#### [Task description]
Wherever the word "text" shows up in a line, please copy that line.

#### [Raw records]
========================================================================
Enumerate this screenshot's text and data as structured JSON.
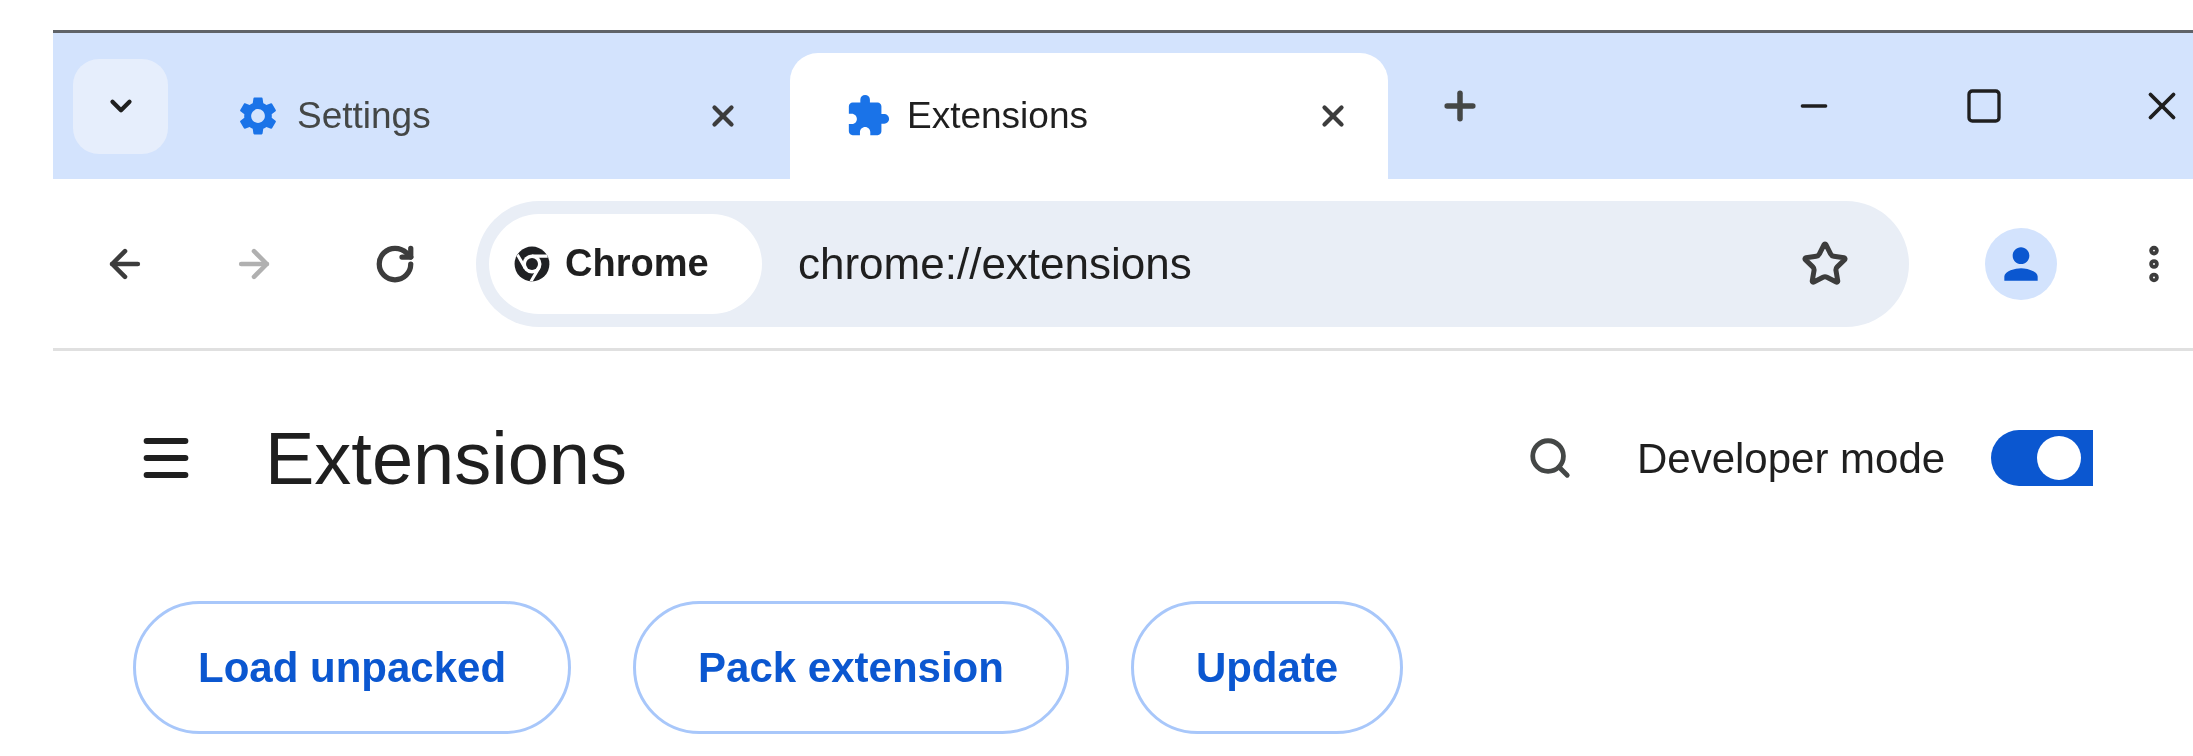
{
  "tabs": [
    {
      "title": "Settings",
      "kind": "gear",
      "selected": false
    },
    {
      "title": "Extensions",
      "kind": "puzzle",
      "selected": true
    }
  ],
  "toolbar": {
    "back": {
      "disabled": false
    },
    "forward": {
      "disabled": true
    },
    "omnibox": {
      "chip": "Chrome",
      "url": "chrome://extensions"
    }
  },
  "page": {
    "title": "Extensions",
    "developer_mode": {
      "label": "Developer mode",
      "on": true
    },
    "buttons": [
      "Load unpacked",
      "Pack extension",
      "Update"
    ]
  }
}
========================================================================
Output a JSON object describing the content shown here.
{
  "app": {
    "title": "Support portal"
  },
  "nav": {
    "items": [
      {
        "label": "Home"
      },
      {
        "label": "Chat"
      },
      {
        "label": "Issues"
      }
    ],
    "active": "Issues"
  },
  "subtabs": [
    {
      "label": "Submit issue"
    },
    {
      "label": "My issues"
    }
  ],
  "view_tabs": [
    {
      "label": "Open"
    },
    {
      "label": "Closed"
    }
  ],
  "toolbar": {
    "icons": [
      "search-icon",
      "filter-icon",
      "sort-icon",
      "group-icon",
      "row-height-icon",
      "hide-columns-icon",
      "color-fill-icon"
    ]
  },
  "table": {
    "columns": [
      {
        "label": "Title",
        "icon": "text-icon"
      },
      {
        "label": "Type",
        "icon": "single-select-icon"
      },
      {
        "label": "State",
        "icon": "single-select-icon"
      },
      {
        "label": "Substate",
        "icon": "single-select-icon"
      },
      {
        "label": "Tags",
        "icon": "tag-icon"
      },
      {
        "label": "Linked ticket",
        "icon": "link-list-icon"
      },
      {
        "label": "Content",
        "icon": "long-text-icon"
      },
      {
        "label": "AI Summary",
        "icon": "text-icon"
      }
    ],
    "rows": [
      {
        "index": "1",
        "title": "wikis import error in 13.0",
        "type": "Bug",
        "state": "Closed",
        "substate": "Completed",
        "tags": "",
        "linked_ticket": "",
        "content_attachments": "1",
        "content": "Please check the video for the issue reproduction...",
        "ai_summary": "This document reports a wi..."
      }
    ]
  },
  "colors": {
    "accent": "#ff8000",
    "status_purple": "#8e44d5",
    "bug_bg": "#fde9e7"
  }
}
========================================================================
#### [Answer to this task]
Enumerate this screenshot's text and data as structured JSON.
        "icon": "text-icon"
        "icon": "long-text-icon"
        "icon": "text-icon"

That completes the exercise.